Swap "cell-status" for "cell-state" in the material between the lines holding "Decompose this screenshot" and "items-table: Name Price", inclusive, and write those lines out again with nothing else changed. Leave the pictures out of your answer.

-- Begin EXERCISE MATERIALS --

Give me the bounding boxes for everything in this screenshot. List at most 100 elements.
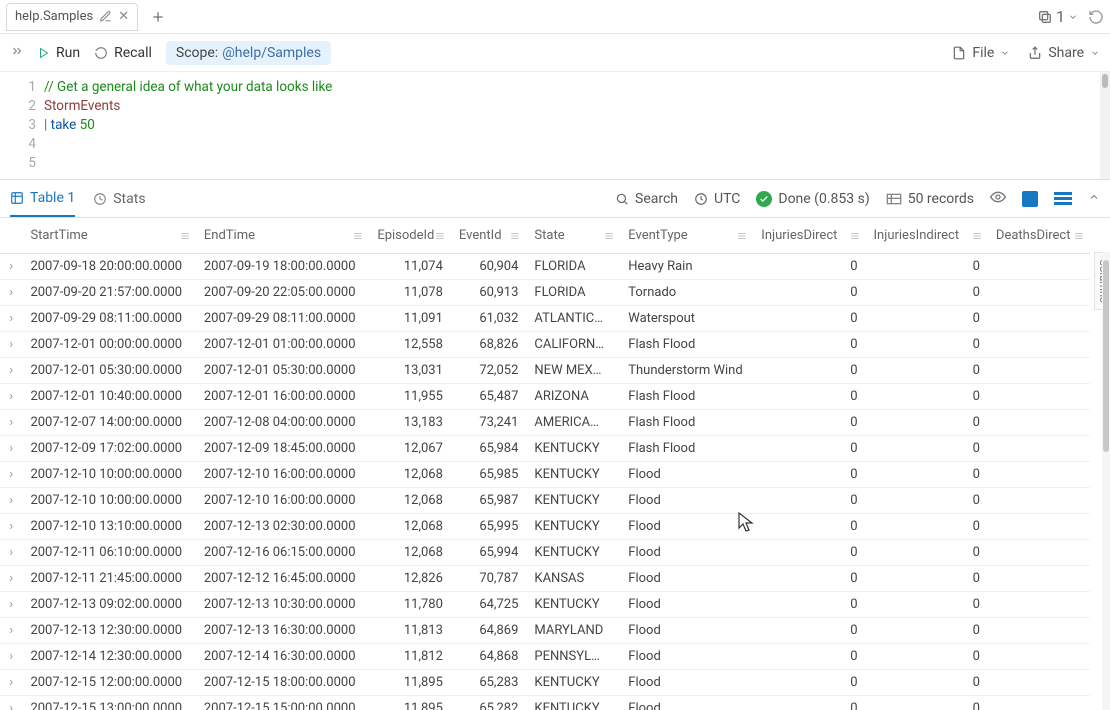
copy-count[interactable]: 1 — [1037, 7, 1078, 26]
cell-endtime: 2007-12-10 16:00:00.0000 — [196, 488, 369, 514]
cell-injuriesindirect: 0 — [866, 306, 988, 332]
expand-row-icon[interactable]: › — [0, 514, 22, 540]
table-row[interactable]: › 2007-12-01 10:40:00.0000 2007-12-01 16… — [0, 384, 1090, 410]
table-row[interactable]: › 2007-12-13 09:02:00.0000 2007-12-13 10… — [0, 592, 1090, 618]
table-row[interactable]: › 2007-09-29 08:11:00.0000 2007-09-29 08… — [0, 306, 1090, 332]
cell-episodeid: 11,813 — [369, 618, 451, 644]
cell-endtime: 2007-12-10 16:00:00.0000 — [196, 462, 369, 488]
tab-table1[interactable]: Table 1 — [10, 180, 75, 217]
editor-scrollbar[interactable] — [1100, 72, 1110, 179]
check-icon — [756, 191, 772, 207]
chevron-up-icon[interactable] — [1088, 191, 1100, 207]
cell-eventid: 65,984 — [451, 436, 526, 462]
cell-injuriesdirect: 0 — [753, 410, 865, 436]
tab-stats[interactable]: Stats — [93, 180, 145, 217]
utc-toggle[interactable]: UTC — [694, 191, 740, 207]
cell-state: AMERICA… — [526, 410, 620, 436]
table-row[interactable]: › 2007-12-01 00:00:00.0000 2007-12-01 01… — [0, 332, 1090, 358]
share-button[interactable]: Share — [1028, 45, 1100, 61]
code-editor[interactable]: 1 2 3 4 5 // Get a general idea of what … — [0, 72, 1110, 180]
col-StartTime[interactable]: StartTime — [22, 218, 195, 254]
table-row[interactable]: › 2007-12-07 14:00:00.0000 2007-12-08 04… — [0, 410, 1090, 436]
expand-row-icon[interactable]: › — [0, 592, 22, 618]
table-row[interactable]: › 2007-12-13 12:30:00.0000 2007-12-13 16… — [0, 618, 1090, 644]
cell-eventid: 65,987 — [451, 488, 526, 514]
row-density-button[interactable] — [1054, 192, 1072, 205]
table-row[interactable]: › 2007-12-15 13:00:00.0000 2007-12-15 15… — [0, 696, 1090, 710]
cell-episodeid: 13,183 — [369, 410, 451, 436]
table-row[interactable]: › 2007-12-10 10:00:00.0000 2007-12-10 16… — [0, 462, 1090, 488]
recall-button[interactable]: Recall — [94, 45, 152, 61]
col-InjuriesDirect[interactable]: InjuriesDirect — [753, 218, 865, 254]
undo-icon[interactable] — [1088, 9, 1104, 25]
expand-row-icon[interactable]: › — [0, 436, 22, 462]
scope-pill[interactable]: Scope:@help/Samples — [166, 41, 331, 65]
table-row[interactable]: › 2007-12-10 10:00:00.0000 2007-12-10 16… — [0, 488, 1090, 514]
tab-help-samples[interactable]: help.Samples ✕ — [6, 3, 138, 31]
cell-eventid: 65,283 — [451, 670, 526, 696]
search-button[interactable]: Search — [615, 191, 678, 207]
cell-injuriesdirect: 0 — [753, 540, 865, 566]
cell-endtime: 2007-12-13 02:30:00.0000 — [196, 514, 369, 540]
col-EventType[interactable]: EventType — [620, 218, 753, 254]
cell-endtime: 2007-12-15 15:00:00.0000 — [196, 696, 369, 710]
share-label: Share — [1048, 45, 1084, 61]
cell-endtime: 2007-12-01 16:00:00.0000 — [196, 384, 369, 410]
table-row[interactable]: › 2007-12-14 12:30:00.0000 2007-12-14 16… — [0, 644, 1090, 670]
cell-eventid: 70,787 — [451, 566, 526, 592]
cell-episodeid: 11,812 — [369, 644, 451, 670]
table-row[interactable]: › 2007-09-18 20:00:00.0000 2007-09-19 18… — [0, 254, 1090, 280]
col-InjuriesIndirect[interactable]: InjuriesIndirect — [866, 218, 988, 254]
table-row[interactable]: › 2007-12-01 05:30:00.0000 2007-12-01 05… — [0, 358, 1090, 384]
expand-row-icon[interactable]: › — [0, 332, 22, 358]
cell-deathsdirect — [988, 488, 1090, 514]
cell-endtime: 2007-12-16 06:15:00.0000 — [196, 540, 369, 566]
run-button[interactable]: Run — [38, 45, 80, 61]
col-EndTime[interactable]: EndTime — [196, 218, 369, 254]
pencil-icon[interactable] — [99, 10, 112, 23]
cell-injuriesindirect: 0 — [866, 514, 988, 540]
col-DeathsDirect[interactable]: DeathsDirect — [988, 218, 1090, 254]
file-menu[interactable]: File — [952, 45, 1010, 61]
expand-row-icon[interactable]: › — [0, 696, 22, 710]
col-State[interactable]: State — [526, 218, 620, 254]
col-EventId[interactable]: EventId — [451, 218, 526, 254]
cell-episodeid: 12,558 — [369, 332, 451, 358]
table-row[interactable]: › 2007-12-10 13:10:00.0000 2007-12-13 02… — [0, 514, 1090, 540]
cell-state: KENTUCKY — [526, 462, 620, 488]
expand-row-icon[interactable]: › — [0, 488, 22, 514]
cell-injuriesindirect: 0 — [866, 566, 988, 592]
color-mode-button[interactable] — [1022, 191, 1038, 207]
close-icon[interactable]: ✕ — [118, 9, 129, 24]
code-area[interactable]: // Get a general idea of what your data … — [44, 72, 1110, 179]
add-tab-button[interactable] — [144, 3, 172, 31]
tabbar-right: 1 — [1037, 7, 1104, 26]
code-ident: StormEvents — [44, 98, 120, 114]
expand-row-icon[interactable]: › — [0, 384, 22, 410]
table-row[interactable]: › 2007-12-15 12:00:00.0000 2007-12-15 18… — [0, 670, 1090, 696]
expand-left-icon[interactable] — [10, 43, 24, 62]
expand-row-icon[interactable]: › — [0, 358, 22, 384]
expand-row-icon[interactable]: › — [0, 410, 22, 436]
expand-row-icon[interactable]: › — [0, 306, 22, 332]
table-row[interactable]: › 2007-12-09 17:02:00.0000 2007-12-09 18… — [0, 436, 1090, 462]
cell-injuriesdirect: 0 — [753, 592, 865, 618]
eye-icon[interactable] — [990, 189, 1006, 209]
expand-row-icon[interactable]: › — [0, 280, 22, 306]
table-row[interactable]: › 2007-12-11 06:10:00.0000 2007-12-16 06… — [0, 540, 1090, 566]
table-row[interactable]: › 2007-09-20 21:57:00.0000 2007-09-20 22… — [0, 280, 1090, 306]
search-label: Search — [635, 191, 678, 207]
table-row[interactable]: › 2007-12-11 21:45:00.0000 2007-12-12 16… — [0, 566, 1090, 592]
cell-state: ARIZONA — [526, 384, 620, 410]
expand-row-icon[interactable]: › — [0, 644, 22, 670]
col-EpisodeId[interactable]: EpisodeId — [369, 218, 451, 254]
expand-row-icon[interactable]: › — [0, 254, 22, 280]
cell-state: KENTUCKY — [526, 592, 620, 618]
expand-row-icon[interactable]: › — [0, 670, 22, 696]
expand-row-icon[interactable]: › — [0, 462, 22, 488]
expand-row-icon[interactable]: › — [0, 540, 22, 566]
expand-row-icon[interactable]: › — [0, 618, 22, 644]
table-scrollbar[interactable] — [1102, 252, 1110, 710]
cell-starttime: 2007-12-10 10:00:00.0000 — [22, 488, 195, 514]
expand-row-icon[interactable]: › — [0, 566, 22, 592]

-- End EXERCISE MATERIALS --
-- Begin EXERCISE MATERIALS --

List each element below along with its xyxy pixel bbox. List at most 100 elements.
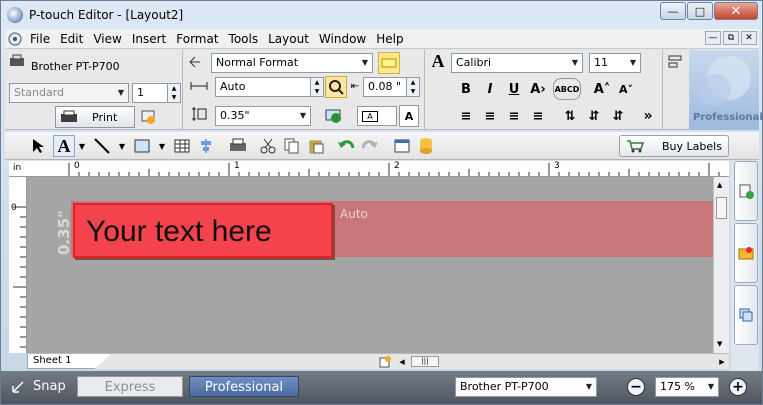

-- End EXERCISE MATERIALS --
-- Begin EXERCISE MATERIALS --

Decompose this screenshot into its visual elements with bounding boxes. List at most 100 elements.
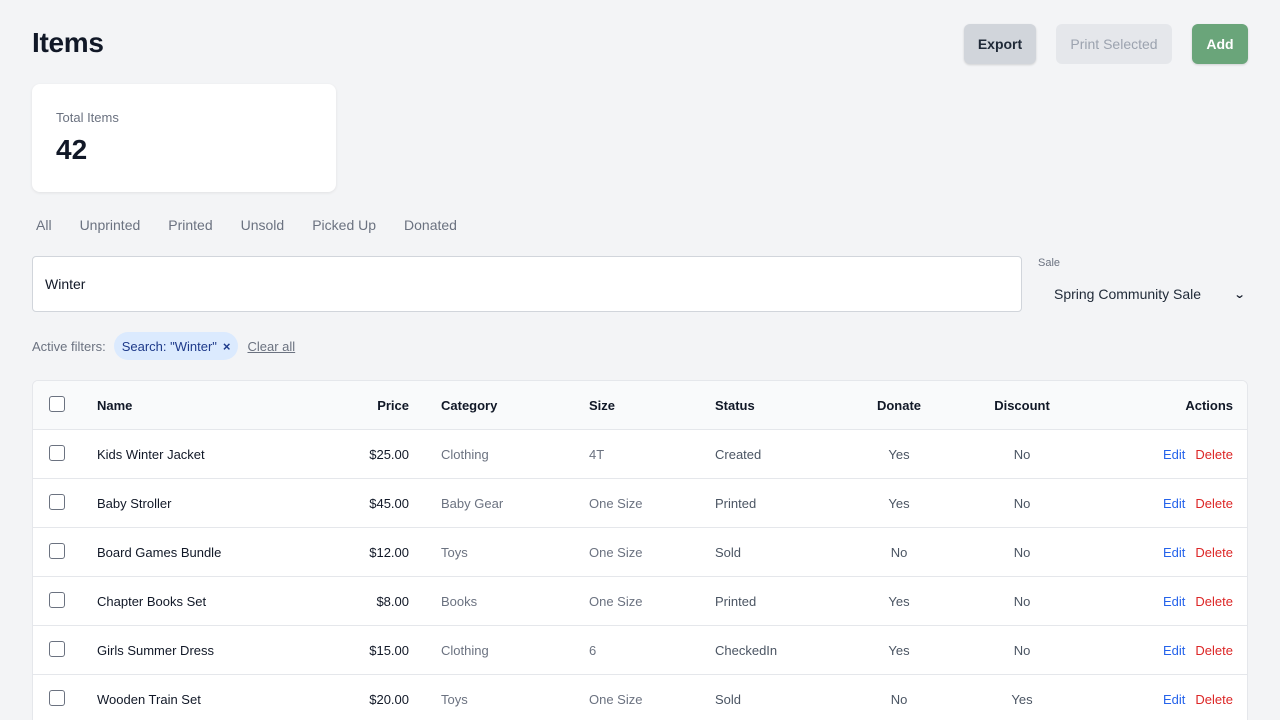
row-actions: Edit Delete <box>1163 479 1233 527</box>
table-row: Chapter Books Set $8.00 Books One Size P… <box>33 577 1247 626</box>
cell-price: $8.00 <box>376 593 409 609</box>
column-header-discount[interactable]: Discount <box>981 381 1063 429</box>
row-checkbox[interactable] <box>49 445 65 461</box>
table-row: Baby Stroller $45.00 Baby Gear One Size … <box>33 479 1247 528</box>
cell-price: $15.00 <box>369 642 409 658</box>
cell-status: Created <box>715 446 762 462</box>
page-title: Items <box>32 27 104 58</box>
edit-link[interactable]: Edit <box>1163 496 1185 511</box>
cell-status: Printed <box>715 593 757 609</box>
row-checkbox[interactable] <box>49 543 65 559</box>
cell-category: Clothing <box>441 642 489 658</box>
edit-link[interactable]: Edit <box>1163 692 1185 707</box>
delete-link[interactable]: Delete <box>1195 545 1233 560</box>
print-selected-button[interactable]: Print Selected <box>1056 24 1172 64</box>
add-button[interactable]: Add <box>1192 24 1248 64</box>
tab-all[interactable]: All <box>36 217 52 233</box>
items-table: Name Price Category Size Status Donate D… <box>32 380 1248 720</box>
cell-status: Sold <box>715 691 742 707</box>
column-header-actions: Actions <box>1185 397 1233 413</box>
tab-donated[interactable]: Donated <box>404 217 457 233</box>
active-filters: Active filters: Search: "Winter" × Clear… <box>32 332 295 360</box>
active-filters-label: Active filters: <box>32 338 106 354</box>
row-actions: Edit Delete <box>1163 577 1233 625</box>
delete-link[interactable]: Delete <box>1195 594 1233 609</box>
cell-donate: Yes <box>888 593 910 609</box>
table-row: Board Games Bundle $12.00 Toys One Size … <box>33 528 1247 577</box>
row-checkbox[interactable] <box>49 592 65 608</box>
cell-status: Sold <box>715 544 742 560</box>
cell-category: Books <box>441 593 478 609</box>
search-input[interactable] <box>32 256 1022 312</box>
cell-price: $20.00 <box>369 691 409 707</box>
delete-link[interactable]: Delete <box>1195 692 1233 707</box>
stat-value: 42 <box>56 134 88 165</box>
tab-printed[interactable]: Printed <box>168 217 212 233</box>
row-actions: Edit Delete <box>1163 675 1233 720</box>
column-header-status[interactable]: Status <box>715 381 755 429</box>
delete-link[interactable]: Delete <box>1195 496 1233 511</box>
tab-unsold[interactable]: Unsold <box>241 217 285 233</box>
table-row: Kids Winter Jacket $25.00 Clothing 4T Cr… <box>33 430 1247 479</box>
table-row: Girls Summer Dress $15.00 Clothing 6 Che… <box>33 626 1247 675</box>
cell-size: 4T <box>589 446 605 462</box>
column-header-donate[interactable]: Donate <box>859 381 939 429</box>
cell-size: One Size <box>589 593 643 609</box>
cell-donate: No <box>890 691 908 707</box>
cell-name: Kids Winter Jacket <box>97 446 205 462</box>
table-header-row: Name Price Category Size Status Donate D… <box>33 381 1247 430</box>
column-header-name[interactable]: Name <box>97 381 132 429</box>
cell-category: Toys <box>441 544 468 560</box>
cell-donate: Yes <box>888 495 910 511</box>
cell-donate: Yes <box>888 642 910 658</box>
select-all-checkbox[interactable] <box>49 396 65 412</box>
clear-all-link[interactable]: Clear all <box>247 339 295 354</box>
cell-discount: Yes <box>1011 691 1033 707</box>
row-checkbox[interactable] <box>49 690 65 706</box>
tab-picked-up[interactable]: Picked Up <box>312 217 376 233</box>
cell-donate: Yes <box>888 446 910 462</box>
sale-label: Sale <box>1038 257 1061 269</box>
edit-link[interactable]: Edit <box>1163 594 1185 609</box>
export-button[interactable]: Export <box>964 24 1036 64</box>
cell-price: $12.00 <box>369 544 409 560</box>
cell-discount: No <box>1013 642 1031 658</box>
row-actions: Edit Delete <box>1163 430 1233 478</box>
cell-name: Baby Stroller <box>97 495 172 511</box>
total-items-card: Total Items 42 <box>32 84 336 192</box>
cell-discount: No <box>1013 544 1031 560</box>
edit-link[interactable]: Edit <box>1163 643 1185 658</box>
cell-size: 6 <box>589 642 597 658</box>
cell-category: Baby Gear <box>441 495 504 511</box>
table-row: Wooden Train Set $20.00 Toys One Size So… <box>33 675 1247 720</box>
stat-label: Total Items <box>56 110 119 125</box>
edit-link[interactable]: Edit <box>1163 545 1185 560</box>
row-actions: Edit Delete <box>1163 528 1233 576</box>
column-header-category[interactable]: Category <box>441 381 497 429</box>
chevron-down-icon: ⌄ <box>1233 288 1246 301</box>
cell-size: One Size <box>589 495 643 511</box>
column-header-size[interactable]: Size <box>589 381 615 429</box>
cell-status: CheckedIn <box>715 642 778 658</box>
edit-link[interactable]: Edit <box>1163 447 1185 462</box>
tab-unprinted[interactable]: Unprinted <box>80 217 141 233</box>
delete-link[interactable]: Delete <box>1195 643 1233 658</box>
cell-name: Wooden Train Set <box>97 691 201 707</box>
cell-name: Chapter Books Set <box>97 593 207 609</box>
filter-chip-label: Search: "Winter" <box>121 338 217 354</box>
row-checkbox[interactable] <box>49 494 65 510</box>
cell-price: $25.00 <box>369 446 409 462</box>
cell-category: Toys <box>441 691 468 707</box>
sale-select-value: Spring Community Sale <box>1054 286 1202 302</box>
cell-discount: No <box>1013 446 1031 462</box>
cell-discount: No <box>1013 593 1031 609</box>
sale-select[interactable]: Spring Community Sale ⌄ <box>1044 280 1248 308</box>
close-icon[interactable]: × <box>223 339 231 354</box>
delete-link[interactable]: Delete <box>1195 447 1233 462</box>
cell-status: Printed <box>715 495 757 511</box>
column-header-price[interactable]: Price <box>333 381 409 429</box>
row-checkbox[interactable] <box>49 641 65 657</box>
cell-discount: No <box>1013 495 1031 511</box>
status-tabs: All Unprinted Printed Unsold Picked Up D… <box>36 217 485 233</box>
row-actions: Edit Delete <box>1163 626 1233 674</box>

-- End EXERCISE MATERIALS --

▶ RESULT
Decompose this screenshot into its visual elements with bounding boxes. List at most 100 elements.
row-actions: Edit Delete <box>1163 479 1233 527</box>
table-row: Chapter Books Set $8.00 Books One Size P… <box>33 577 1247 626</box>
cell-price: $8.00 <box>376 593 409 609</box>
column-header-discount[interactable]: Discount <box>981 381 1063 429</box>
row-checkbox[interactable] <box>49 445 65 461</box>
table-row: Baby Stroller $45.00 Baby Gear One Size … <box>33 479 1247 528</box>
cell-price: $15.00 <box>369 642 409 658</box>
cell-state: Created <box>715 446 762 462</box>
page-title: Items <box>32 27 104 58</box>
edit-link[interactable]: Edit <box>1163 496 1185 511</box>
cell-state: Printed <box>715 593 757 609</box>
row-checkbox[interactable] <box>49 543 65 559</box>
cell-category: Clothing <box>441 642 489 658</box>
edit-link[interactable]: Edit <box>1163 692 1185 707</box>
delete-link[interactable]: Delete <box>1195 545 1233 560</box>
print-selected-button[interactable]: Print Selected <box>1056 24 1172 64</box>
add-button[interactable]: Add <box>1192 24 1248 64</box>
tab-all[interactable]: All <box>36 217 52 233</box>
items-table: Name Price Category Size Status Donate D… <box>32 380 1248 720</box>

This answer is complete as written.